- **Aim of the exercise**
Without the pictures, print each of the records below exactly as it appears.

- **Input**
------------------------------------------------------------------------
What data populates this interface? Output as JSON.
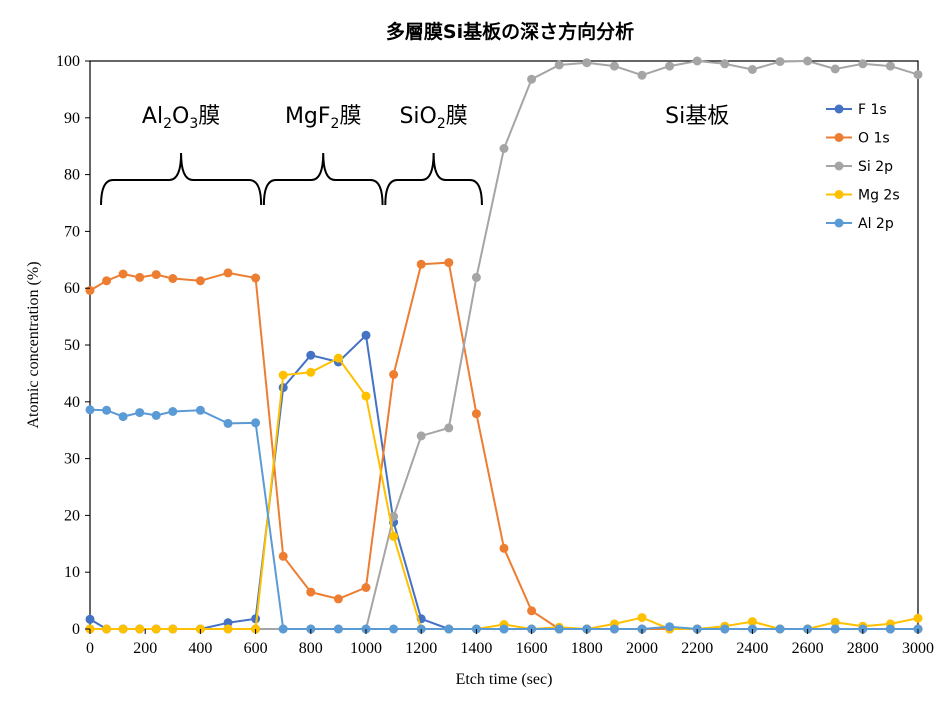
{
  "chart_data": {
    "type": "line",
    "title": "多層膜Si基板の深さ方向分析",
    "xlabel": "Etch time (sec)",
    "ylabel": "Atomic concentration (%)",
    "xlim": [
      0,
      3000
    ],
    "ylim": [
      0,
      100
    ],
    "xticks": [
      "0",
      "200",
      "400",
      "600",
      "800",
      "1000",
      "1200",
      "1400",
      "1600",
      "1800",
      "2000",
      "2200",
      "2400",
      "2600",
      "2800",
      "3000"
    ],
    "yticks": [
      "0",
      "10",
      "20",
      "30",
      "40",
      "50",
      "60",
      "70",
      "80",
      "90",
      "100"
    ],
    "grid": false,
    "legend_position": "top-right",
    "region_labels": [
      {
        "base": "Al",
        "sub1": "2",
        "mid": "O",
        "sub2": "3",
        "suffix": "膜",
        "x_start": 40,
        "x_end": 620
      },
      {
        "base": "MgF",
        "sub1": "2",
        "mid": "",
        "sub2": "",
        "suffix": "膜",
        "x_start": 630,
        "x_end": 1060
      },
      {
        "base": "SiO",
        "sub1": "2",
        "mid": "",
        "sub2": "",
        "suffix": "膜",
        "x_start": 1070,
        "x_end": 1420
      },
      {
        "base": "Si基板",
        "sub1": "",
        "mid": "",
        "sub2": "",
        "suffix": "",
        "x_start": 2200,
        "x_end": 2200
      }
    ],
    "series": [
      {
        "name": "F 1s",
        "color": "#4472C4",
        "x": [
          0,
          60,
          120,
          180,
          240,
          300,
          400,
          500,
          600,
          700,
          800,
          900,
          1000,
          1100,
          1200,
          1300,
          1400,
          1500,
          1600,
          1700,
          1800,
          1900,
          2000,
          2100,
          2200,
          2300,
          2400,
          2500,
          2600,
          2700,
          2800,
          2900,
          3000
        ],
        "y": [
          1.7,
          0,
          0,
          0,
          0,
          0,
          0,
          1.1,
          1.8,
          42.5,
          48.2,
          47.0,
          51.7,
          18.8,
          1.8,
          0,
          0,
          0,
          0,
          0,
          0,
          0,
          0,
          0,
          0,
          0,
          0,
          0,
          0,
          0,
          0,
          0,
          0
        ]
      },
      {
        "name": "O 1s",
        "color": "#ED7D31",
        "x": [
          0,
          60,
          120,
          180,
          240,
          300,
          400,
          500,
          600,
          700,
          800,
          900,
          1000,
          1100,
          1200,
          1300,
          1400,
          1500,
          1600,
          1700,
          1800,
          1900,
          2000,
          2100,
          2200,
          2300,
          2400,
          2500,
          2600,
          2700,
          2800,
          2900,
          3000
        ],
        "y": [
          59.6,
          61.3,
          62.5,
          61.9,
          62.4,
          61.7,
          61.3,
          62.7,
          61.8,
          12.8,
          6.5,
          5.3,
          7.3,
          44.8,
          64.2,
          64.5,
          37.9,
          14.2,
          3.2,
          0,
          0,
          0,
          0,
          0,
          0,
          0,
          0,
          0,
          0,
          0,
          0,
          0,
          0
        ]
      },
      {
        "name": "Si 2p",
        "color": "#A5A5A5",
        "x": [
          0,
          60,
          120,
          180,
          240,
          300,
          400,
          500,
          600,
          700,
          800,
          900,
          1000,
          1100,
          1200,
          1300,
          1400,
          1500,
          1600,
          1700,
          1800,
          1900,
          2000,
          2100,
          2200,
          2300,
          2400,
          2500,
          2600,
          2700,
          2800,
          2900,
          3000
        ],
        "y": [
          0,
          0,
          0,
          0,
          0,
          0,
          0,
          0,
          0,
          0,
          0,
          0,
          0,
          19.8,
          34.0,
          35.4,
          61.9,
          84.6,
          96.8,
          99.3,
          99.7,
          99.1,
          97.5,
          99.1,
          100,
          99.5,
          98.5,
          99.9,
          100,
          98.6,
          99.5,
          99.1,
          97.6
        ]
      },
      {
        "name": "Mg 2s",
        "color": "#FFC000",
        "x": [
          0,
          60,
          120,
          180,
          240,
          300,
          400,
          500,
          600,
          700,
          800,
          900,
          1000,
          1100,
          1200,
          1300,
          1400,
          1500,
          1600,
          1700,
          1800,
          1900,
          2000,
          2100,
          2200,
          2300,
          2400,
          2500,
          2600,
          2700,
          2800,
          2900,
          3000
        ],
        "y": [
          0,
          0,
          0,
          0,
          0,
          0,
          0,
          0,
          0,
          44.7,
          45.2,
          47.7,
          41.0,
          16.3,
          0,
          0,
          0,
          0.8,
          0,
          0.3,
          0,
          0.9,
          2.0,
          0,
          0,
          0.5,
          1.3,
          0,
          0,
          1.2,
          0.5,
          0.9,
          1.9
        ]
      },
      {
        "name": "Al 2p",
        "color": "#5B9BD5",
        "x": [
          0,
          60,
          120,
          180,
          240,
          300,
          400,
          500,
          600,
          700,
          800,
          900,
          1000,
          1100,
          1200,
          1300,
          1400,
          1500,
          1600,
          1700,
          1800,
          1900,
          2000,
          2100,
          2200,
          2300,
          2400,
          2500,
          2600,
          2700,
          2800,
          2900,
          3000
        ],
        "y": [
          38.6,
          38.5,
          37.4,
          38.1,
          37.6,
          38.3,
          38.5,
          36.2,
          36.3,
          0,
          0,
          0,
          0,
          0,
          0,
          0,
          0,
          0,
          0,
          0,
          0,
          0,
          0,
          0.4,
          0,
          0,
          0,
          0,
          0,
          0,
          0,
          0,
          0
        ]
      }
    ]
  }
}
------------------------------------------------------------------------
- **Exercise response**
What data populates this interface? Output as JSON.
{
  "chart_data": {
    "type": "line",
    "title": "多層膜Si基板の深さ方向分析",
    "xlabel": "Etch time (sec)",
    "ylabel": "Atomic concentration (%)",
    "xlim": [
      0,
      3000
    ],
    "ylim": [
      0,
      100
    ],
    "xticks": [
      "0",
      "200",
      "400",
      "600",
      "800",
      "1000",
      "1200",
      "1400",
      "1600",
      "1800",
      "2000",
      "2200",
      "2400",
      "2600",
      "2800",
      "3000"
    ],
    "yticks": [
      "0",
      "10",
      "20",
      "30",
      "40",
      "50",
      "60",
      "70",
      "80",
      "90",
      "100"
    ],
    "grid": false,
    "legend_position": "top-right",
    "region_labels": [
      {
        "base": "Al",
        "sub1": "2",
        "mid": "O",
        "sub2": "3",
        "suffix": "膜",
        "x_start": 40,
        "x_end": 620
      },
      {
        "base": "MgF",
        "sub1": "2",
        "mid": "",
        "sub2": "",
        "suffix": "膜",
        "x_start": 630,
        "x_end": 1060
      },
      {
        "base": "SiO",
        "sub1": "2",
        "mid": "",
        "sub2": "",
        "suffix": "膜",
        "x_start": 1070,
        "x_end": 1420
      },
      {
        "base": "Si基板",
        "sub1": "",
        "mid": "",
        "sub2": "",
        "suffix": "",
        "x_start": 2200,
        "x_end": 2200
      }
    ],
    "series": [
      {
        "name": "F 1s",
        "color": "#4472C4",
        "x": [
          0,
          60,
          120,
          180,
          240,
          300,
          400,
          500,
          600,
          700,
          800,
          900,
          1000,
          1100,
          1200,
          1300,
          1400,
          1500,
          1600,
          1700,
          1800,
          1900,
          2000,
          2100,
          2200,
          2300,
          2400,
          2500,
          2600,
          2700,
          2800,
          2900,
          3000
        ],
        "y": [
          1.7,
          0,
          0,
          0,
          0,
          0,
          0,
          1.1,
          1.8,
          42.5,
          48.2,
          47.0,
          51.7,
          18.8,
          1.8,
          0,
          0,
          0,
          0,
          0,
          0,
          0,
          0,
          0,
          0,
          0,
          0,
          0,
          0,
          0,
          0,
          0,
          0
        ]
      },
      {
        "name": "O 1s",
        "color": "#ED7D31",
        "x": [
          0,
          60,
          120,
          180,
          240,
          300,
          400,
          500,
          600,
          700,
          800,
          900,
          1000,
          1100,
          1200,
          1300,
          1400,
          1500,
          1600,
          1700,
          1800,
          1900,
          2000,
          2100,
          2200,
          2300,
          2400,
          2500,
          2600,
          2700,
          2800,
          2900,
          3000
        ],
        "y": [
          59.6,
          61.3,
          62.5,
          61.9,
          62.4,
          61.7,
          61.3,
          62.7,
          61.8,
          12.8,
          6.5,
          5.3,
          7.3,
          44.8,
          64.2,
          64.5,
          37.9,
          14.2,
          3.2,
          0,
          0,
          0,
          0,
          0,
          0,
          0,
          0,
          0,
          0,
          0,
          0,
          0,
          0
        ]
      },
      {
        "name": "Si 2p",
        "color": "#A5A5A5",
        "x": [
          0,
          60,
          120,
          180,
          240,
          300,
          400,
          500,
          600,
          700,
          800,
          900,
          1000,
          1100,
          1200,
          1300,
          1400,
          1500,
          1600,
          1700,
          1800,
          1900,
          2000,
          2100,
          2200,
          2300,
          2400,
          2500,
          2600,
          2700,
          2800,
          2900,
          3000
        ],
        "y": [
          0,
          0,
          0,
          0,
          0,
          0,
          0,
          0,
          0,
          0,
          0,
          0,
          0,
          19.8,
          34.0,
          35.4,
          61.9,
          84.6,
          96.8,
          99.3,
          99.7,
          99.1,
          97.5,
          99.1,
          100,
          99.5,
          98.5,
          99.9,
          100,
          98.6,
          99.5,
          99.1,
          97.6
        ]
      },
      {
        "name": "Mg 2s",
        "color": "#FFC000",
        "x": [
          0,
          60,
          120,
          180,
          240,
          300,
          400,
          500,
          600,
          700,
          800,
          900,
          1000,
          1100,
          1200,
          1300,
          1400,
          1500,
          1600,
          1700,
          1800,
          1900,
          2000,
          2100,
          2200,
          2300,
          2400,
          2500,
          2600,
          2700,
          2800,
          2900,
          3000
        ],
        "y": [
          0,
          0,
          0,
          0,
          0,
          0,
          0,
          0,
          0,
          44.7,
          45.2,
          47.7,
          41.0,
          16.3,
          0,
          0,
          0,
          0.8,
          0,
          0.3,
          0,
          0.9,
          2.0,
          0,
          0,
          0.5,
          1.3,
          0,
          0,
          1.2,
          0.5,
          0.9,
          1.9
        ]
      },
      {
        "name": "Al 2p",
        "color": "#5B9BD5",
        "x": [
          0,
          60,
          120,
          180,
          240,
          300,
          400,
          500,
          600,
          700,
          800,
          900,
          1000,
          1100,
          1200,
          1300,
          1400,
          1500,
          1600,
          1700,
          1800,
          1900,
          2000,
          2100,
          2200,
          2300,
          2400,
          2500,
          2600,
          2700,
          2800,
          2900,
          3000
        ],
        "y": [
          38.6,
          38.5,
          37.4,
          38.1,
          37.6,
          38.3,
          38.5,
          36.2,
          36.3,
          0,
          0,
          0,
          0,
          0,
          0,
          0,
          0,
          0,
          0,
          0,
          0,
          0,
          0,
          0.4,
          0,
          0,
          0,
          0,
          0,
          0,
          0,
          0,
          0
        ]
      }
    ]
  }
}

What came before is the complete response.